EXERCISE AIM:
All of the entries need to be written out again, exactly as they are.

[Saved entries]
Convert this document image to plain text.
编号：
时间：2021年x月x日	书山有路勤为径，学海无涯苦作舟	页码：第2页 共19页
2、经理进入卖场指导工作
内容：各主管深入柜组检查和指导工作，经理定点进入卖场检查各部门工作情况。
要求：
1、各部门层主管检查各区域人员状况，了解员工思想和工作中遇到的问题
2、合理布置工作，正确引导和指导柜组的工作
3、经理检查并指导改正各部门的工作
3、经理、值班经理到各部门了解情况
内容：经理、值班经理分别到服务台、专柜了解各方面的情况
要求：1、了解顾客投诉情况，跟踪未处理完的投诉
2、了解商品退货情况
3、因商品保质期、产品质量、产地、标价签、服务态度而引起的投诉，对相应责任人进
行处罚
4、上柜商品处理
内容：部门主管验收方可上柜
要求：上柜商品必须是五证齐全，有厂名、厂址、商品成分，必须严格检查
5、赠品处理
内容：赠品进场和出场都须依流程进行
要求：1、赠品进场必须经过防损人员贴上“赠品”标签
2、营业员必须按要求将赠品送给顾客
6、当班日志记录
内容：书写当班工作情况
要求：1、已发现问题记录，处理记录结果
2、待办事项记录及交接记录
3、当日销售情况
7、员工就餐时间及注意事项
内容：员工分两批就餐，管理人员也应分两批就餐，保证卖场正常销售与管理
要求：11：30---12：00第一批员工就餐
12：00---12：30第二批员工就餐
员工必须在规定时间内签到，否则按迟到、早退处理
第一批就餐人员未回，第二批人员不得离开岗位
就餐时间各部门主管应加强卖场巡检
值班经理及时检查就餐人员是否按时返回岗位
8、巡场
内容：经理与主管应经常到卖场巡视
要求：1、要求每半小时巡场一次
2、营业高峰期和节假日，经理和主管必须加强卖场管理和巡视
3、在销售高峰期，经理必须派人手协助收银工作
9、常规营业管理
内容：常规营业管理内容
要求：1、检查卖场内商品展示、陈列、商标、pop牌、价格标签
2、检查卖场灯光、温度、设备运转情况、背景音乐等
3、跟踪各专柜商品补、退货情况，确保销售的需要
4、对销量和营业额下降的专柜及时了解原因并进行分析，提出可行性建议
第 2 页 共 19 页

SOLUTION TO THIS PROBLEM:
Convert this document image to plain text.
编号：
时间：2021年x月x日	书山有路勤为径，学海无涯苦作舟	页码：第2页 共19页
2、经理进入卖场指导工作
内容：各主管深入柜组检查和指导工作，经理定点进入卖场检查各部门工作情况。
要求：
1、各部门层主管检查各区域人员状况，了解员工思想和工作中遇到的问题
2、合理布置工作，正确引导和指导柜组的工作
3、经理检查并指导改正各部门的工作
3、经理、值班经理到各部门了解情况
内容：经理、值班经理分别到服务台、专柜了解各方面的情况
要求：1、了解顾客投诉情况，跟踪未处理完的投诉
2、了解商品退货情况
3、因商品保质期、产品质量、产地、标价签、服务态度而引起的投诉，对相应责任人进
行处罚
4、上柜商品处理
内容：部门主管验收方可上柜
要求：上柜商品必须是五证齐全，有厂名、厂址、商品成分，必须严格检查
5、赠品处理
内容：赠品进场和出场都须依流程进行
要求：1、赠品进场必须经过防损人员贴上“赠品”标签
2、营业员必须按要求将赠品送给顾客
6、当班日志记录
内容：书写当班工作情况
要求：1、已发现问题记录，处理记录结果
2、待办事项记录及交接记录
3、当日销售情况
7、员工就餐时间及注意事项
内容：员工分两批就餐，管理人员也应分两批就餐，保证卖场正常销售与管理
要求：11：30---12：00第一批员工就餐
12：00---12：30第二批员工就餐
员工必须在规定时间内签到，否则按迟到、早退处理
第一批就餐人员未回，第二批人员不得离开岗位
就餐时间各部门主管应加强卖场巡检
值班经理及时检查就餐人员是否按时返回岗位
8、巡场
内容：经理与主管应经常到卖场巡视
要求：1、要求每半小时巡场一次
2、营业高峰期和节假日，经理和主管必须加强卖场管理和巡视
3、在销售高峰期，经理必须派人手协助收银工作
9、常规营业管理
内容：常规营业管理内容
要求：1、检查卖场内商品展示、陈列、商标、pop牌、价格标签
2、检查卖场灯光、温度、设备运转情况、背景音乐等
3、跟踪各专柜商品补、退货情况，确保销售的需要
4、对销量和营业额下降的专柜及时了解原因并进行分析，提出可行性建议
第 2 页 共 19 页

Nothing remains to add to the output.